**YOUR INSTRUCTIONS:** Your task is to restate the data word for word.

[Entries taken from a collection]

--- START ---

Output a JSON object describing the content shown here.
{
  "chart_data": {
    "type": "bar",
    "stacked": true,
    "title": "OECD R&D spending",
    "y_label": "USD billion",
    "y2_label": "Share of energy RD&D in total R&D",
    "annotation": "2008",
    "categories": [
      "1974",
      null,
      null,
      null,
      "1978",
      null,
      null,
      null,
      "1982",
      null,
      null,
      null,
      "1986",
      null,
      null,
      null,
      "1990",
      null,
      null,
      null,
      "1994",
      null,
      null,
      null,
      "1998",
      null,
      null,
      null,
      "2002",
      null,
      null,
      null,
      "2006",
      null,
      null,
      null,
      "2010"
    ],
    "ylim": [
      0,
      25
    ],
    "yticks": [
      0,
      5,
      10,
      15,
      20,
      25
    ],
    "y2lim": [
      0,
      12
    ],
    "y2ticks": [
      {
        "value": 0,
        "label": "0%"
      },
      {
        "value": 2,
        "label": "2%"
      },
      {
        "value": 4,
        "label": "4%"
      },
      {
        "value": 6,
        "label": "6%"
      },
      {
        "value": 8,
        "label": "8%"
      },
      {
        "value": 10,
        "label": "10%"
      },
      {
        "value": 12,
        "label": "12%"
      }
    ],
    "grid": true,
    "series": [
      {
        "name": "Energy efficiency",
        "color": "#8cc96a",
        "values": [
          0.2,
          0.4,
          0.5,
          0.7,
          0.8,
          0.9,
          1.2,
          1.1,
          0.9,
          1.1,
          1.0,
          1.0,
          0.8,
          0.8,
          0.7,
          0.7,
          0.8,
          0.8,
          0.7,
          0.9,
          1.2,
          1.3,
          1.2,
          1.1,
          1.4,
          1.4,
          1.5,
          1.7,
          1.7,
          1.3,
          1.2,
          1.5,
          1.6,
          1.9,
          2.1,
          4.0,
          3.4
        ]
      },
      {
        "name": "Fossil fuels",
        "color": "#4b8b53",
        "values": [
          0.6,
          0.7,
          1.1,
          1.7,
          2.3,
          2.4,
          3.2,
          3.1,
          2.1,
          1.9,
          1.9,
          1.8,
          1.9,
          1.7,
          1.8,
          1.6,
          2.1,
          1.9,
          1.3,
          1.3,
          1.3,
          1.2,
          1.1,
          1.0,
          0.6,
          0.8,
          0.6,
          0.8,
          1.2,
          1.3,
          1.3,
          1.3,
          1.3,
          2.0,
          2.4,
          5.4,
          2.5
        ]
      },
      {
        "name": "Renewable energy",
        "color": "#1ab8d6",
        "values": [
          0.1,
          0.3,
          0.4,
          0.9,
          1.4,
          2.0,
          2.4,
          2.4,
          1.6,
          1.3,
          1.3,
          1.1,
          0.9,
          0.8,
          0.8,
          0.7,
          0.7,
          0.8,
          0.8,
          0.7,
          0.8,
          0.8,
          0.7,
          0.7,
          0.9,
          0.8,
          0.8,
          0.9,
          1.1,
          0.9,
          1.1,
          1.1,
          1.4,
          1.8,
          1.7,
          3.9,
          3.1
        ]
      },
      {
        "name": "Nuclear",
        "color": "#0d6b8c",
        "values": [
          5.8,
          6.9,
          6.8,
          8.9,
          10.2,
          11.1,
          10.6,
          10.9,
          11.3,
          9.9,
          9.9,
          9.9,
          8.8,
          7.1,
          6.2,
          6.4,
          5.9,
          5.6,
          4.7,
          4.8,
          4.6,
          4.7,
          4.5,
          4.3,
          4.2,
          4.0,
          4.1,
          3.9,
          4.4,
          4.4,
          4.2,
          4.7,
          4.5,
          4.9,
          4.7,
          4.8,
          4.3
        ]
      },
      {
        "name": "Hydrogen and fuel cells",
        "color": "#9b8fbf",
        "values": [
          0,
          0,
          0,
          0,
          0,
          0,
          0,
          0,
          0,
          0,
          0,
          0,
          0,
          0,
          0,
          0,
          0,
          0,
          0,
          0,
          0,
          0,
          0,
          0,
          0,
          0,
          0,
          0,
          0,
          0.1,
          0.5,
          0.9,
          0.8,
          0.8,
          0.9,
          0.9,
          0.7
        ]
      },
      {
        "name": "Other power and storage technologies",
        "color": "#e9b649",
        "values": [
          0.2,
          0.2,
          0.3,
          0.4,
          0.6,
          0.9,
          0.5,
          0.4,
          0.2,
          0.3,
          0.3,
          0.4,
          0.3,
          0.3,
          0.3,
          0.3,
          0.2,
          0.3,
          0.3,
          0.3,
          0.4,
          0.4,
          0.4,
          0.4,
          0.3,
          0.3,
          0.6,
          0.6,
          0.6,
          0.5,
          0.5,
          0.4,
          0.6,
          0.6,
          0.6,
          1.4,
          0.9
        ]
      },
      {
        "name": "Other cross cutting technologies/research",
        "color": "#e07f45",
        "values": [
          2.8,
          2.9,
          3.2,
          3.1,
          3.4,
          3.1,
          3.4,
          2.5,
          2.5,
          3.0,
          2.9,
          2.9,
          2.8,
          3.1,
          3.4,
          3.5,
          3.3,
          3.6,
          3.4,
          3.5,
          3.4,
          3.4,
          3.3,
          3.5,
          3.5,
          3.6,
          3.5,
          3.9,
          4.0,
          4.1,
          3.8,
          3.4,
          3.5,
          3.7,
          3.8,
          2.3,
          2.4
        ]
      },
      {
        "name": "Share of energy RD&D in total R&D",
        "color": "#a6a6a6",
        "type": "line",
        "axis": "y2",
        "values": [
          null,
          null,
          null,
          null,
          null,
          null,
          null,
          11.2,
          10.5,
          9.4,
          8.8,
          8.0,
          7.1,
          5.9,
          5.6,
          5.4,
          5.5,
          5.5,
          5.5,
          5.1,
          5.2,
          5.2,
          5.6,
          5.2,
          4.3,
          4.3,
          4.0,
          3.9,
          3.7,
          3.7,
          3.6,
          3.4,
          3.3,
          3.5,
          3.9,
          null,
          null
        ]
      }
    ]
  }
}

--- END ---

**YOUR RESPONSE:**
Output a JSON object describing the content shown here.
{
  "chart_data": {
    "type": "bar",
    "stacked": true,
    "title": "OECD R&D spending",
    "y_label": "USD billion",
    "y2_label": "Share of energy RD&D in total R&D",
    "annotation": "2008",
    "categories": [
      "1974",
      null,
      null,
      null,
      "1978",
      null,
      null,
      null,
      "1982",
      null,
      null,
      null,
      "1986",
      null,
      null,
      null,
      "1990",
      null,
      null,
      null,
      "1994",
      null,
      null,
      null,
      "1998",
      null,
      null,
      null,
      "2002",
      null,
      null,
      null,
      "2006",
      null,
      null,
      null,
      "2010"
    ],
    "ylim": [
      0,
      25
    ],
    "yticks": [
      0,
      5,
      10,
      15,
      20,
      25
    ],
    "y2lim": [
      0,
      12
    ],
    "y2ticks": [
      {
        "value": 0,
        "label": "0%"
      },
      {
        "value": 2,
        "label": "2%"
      },
      {
        "value": 4,
        "label": "4%"
      },
      {
        "value": 6,
        "label": "6%"
      },
      {
        "value": 8,
        "label": "8%"
      },
      {
        "value": 10,
        "label": "10%"
      },
      {
        "value": 12,
        "label": "12%"
      }
    ],
    "grid": true,
    "series": [
      {
        "name": "Energy efficiency",
        "color": "#8cc96a",
        "values": [
          0.2,
          0.4,
          0.5,
          0.7,
          0.8,
          0.9,
          1.2,
          1.1,
          0.9,
          1.1,
          1.0,
          1.0,
          0.8,
          0.8,
          0.7,
          0.7,
          0.8,
          0.8,
          0.7,
          0.9,
          1.2,
          1.3,
          1.2,
          1.1,
          1.4,
          1.4,
          1.5,
          1.7,
          1.7,
          1.3,
          1.2,
          1.5,
          1.6,
          1.9,
          2.1,
          4.0,
          3.4
        ]
      },
      {
        "name": "Fossil fuels",
        "color": "#4b8b53",
        "values": [
          0.6,
          0.7,
          1.1,
          1.7,
          2.3,
          2.4,
          3.2,
          3.1,
          2.1,
          1.9,
          1.9,
          1.8,
          1.9,
          1.7,
          1.8,
          1.6,
          2.1,
          1.9,
          1.3,
          1.3,
          1.3,
          1.2,
          1.1,
          1.0,
          0.6,
          0.8,
          0.6,
          0.8,
          1.2,
          1.3,
          1.3,
          1.3,
          1.3,
          2.0,
          2.4,
          5.4,
          2.5
        ]
      },
      {
        "name": "Renewable energy",
        "color": "#1ab8d6",
        "values": [
          0.1,
          0.3,
          0.4,
          0.9,
          1.4,
          2.0,
          2.4,
          2.4,
          1.6,
          1.3,
          1.3,
          1.1,
          0.9,
          0.8,
          0.8,
          0.7,
          0.7,
          0.8,
          0.8,
          0.7,
          0.8,
          0.8,
          0.7,
          0.7,
          0.9,
          0.8,
          0.8,
          0.9,
          1.1,
          0.9,
          1.1,
          1.1,
          1.4,
          1.8,
          1.7,
          3.9,
          3.1
        ]
      },
      {
        "name": "Nuclear",
        "color": "#0d6b8c",
        "values": [
          5.8,
          6.9,
          6.8,
          8.9,
          10.2,
          11.1,
          10.6,
          10.9,
          11.3,
          9.9,
          9.9,
          9.9,
          8.8,
          7.1,
          6.2,
          6.4,
          5.9,
          5.6,
          4.7,
          4.8,
          4.6,
          4.7,
          4.5,
          4.3,
          4.2,
          4.0,
          4.1,
          3.9,
          4.4,
          4.4,
          4.2,
          4.7,
          4.5,
          4.9,
          4.7,
          4.8,
          4.3
        ]
      },
      {
        "name": "Hydrogen and fuel cells",
        "color": "#9b8fbf",
        "values": [
          0,
          0,
          0,
          0,
          0,
          0,
          0,
          0,
          0,
          0,
          0,
          0,
          0,
          0,
          0,
          0,
          0,
          0,
          0,
          0,
          0,
          0,
          0,
          0,
          0,
          0,
          0,
          0,
          0,
          0.1,
          0.5,
          0.9,
          0.8,
          0.8,
          0.9,
          0.9,
          0.7
        ]
      },
      {
        "name": "Other power and storage technologies",
        "color": "#e9b649",
        "values": [
          0.2,
          0.2,
          0.3,
          0.4,
          0.6,
          0.9,
          0.5,
          0.4,
          0.2,
          0.3,
          0.3,
          0.4,
          0.3,
          0.3,
          0.3,
          0.3,
          0.2,
          0.3,
          0.3,
          0.3,
          0.4,
          0.4,
          0.4,
          0.4,
          0.3,
          0.3,
          0.6,
          0.6,
          0.6,
          0.5,
          0.5,
          0.4,
          0.6,
          0.6,
          0.6,
          1.4,
          0.9
        ]
      },
      {
        "name": "Other cross cutting technologies/research",
        "color": "#e07f45",
        "values": [
          2.8,
          2.9,
          3.2,
          3.1,
          3.4,
          3.1,
          3.4,
          2.5,
          2.5,
          3.0,
          2.9,
          2.9,
          2.8,
          3.1,
          3.4,
          3.5,
          3.3,
          3.6,
          3.4,
          3.5,
          3.4,
          3.4,
          3.3,
          3.5,
          3.5,
          3.6,
          3.5,
          3.9,
          4.0,
          4.1,
          3.8,
          3.4,
          3.5,
          3.7,
          3.8,
          2.3,
          2.4
        ]
      },
      {
        "name": "Share of energy RD&D in total R&D",
        "color": "#a6a6a6",
        "type": "line",
        "axis": "y2",
        "values": [
          null,
          null,
          null,
          null,
          null,
          null,
          null,
          11.2,
          10.5,
          9.4,
          8.8,
          8.0,
          7.1,
          5.9,
          5.6,
          5.4,
          5.5,
          5.5,
          5.5,
          5.1,
          5.2,
          5.2,
          5.6,
          5.2,
          4.3,
          4.3,
          4.0,
          3.9,
          3.7,
          3.7,
          3.6,
          3.4,
          3.3,
          3.5,
          3.9,
          null,
          null
        ]
      }
    ]
  }
}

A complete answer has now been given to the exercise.